What is expected
Identify the lines that contain the word "группа", then copy them.

** start Records shown **

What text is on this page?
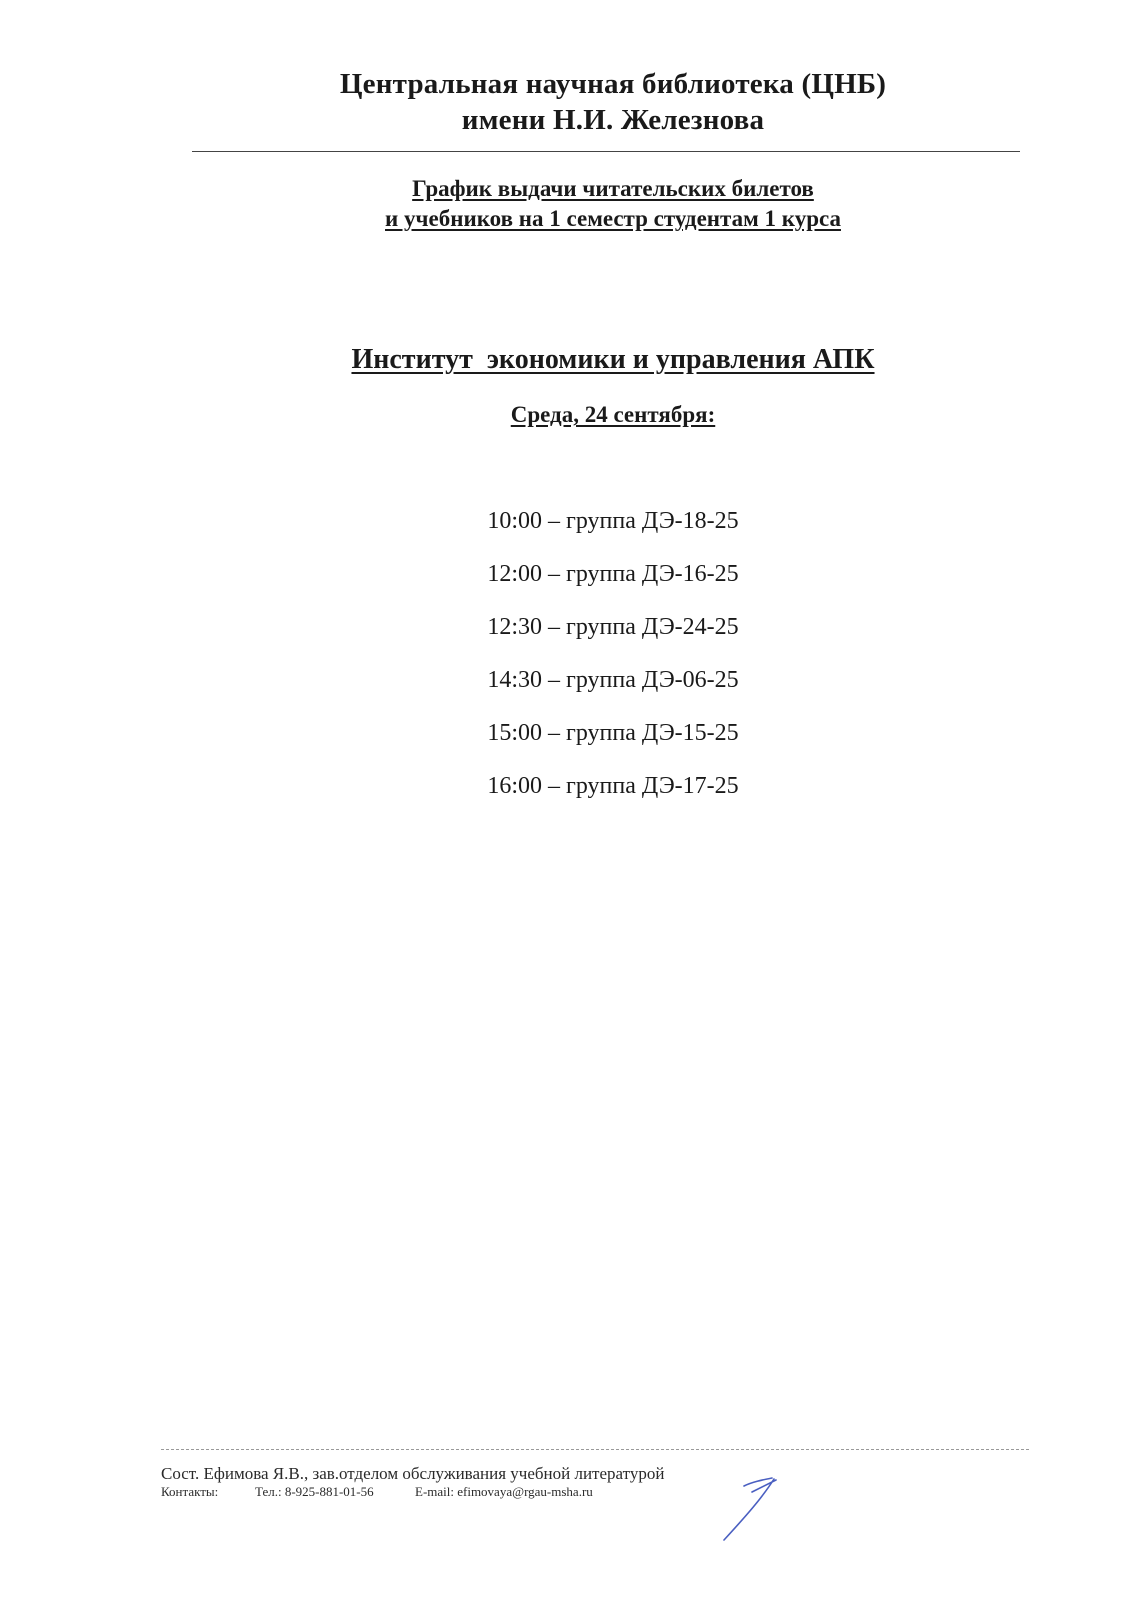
Центральная научная библиотека (ЦНБ)
имени Н.И. Железнова
График выдачи читательских билетов
и учебников на 1 семестр студентам 1 курса
Институт  экономики и управления АПК
Среда, 24 сентября:
10:00 – группа ДЭ-18-25
12:00 – группа ДЭ-16-25
12:30 – группа ДЭ-24-25
14:30 – группа ДЭ-06-25
15:00 – группа ДЭ-15-25
16:00 – группа ДЭ-17-25
Сост. Ефимова Я.В., зав.отделом обслуживания учебной литературой
Контакты:	Тел.: 8-925-881-01-56	E-mail: efimovaya@rgau-msha.ru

** end Records shown **

Task answer
10:00 – группа ДЭ-18-25
12:00 – группа ДЭ-16-25
12:30 – группа ДЭ-24-25
14:30 – группа ДЭ-06-25
15:00 – группа ДЭ-15-25
16:00 – группа ДЭ-17-25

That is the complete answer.